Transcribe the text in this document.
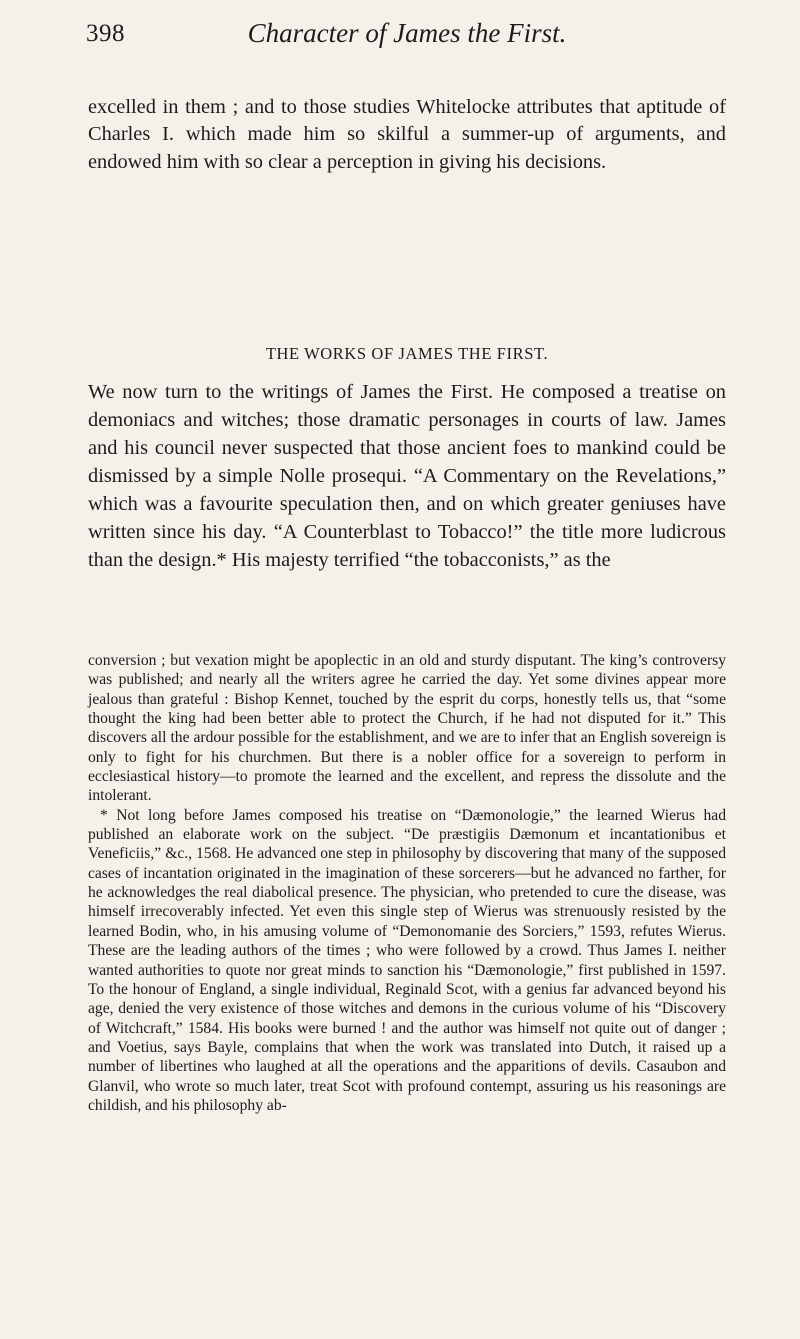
398	Character of James the First.

excelled in them ; and to those studies Whitelocke attributes that aptitude of Charles I. which made him so skilful a summer-up of arguments, and endowed him with so clear a perception in giving his decisions.

THE WORKS OF JAMES THE FIRST.

We now turn to the writings of James the First. He composed a treatise on demoniacs and witches; those dramatic personages in courts of law. James and his council never suspected that those ancient foes to mankind could be dismissed by a simple Nolle prosequi. “A Commentary on the Revelations,” which was a favourite speculation then, and on which greater geniuses have written since his day. “A Counterblast to Tobacco!” the title more ludicrous than the design.* His majesty terrified “the tobacconists,” as the

conversion ; but vexation might be apoplectic in an old and sturdy disputant. The king’s controversy was published; and nearly all the writers agree he carried the day. Yet some divines appear more jealous than grateful : Bishop Kennet, touched by the esprit du corps, honestly tells us, that “some thought the king had been better able to protect the Church, if he had not disputed for it.” This discovers all the ardour possible for the establishment, and we are to infer that an English sovereign is only to fight for his churchmen. But there is a nobler office for a sovereign to perform in ecclesiastical history—to promote the learned and the excellent, and repress the dissolute and the intolerant.

* Not long before James composed his treatise on “Dæmonologie,” the learned Wierus had published an elaborate work on the subject. “De præstigiis Dæmonum et incantationibus et Veneficiis,” &c., 1568. He advanced one step in philosophy by discovering that many of the supposed cases of incantation originated in the imagination of these sorcerers—but he advanced no farther, for he acknowledges the real diabolical presence. The physician, who pretended to cure the disease, was himself irrecoverably infected. Yet even this single step of Wierus was strenuously resisted by the learned Bodin, who, in his amusing volume of “Demonomanie des Sorciers,” 1593, refutes Wierus. These are the leading authors of the times ; who were followed by a crowd. Thus James I. neither wanted authorities to quote nor great minds to sanction his “Dæmonologie,” first published in 1597. To the honour of England, a single individual, Reginald Scot, with a genius far advanced beyond his age, denied the very existence of those witches and demons in the curious volume of his “Discovery of Witchcraft,” 1584. His books were burned ! and the author was himself not quite out of danger ; and Voetius, says Bayle, complains that when the work was translated into Dutch, it raised up a number of libertines who laughed at all the operations and the apparitions of devils. Casaubon and Glanvil, who wrote so much later, treat Scot with profound contempt, assuring us his reasonings are childish, and his philosophy ab-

● Your objective: Copy out all the data exactly; skip the pictures.

● Finished exercise:
Transcribe the text in this document.
398	Character of James the First.

excelled in them ; and to those studies Whitelocke attributes that aptitude of Charles I. which made him so skilful a summer-up of arguments, and endowed him with so clear a perception in giving his decisions.

THE WORKS OF JAMES THE FIRST.

We now turn to the writings of James the First. He composed a treatise on demoniacs and witches; those dramatic personages in courts of law. James and his council never suspected that those ancient foes to mankind could be dismissed by a simple Nolle prosequi. “A Commentary on the Revelations,” which was a favourite speculation then, and on which greater geniuses have written since his day. “A Counterblast to Tobacco!” the title more ludicrous than the design.* His majesty terrified “the tobacconists,” as the

conversion ; but vexation might be apoplectic in an old and sturdy disputant. The king’s controversy was published; and nearly all the writers agree he carried the day. Yet some divines appear more jealous than grateful : Bishop Kennet, touched by the esprit du corps, honestly tells us, that “some thought the king had been better able to protect the Church, if he had not disputed for it.” This discovers all the ardour possible for the establishment, and we are to infer that an English sovereign is only to fight for his churchmen. But there is a nobler office for a sovereign to perform in ecclesiastical history—to promote the learned and the excellent, and repress the dissolute and the intolerant.

* Not long before James composed his treatise on “Dæmonologie,” the learned Wierus had published an elaborate work on the subject. “De præstigiis Dæmonum et incantationibus et Veneficiis,” &c., 1568. He advanced one step in philosophy by discovering that many of the supposed cases of incantation originated in the imagination of these sorcerers—but he advanced no farther, for he acknowledges the real diabolical presence. The physician, who pretended to cure the disease, was himself irrecoverably infected. Yet even this single step of Wierus was strenuously resisted by the learned Bodin, who, in his amusing volume of “Demonomanie des Sorciers,” 1593, refutes Wierus. These are the leading authors of the times ; who were followed by a crowd. Thus James I. neither wanted authorities to quote nor great minds to sanction his “Dæmonologie,” first published in 1597. To the honour of England, a single individual, Reginald Scot, with a genius far advanced beyond his age, denied the very existence of those witches and demons in the curious volume of his “Discovery of Witchcraft,” 1584. His books were burned ! and the author was himself not quite out of danger ; and Voetius, says Bayle, complains that when the work was translated into Dutch, it raised up a number of libertines who laughed at all the operations and the apparitions of devils. Casaubon and Glanvil, who wrote so much later, treat Scot with profound contempt, assuring us his reasonings are childish, and his philosophy ab-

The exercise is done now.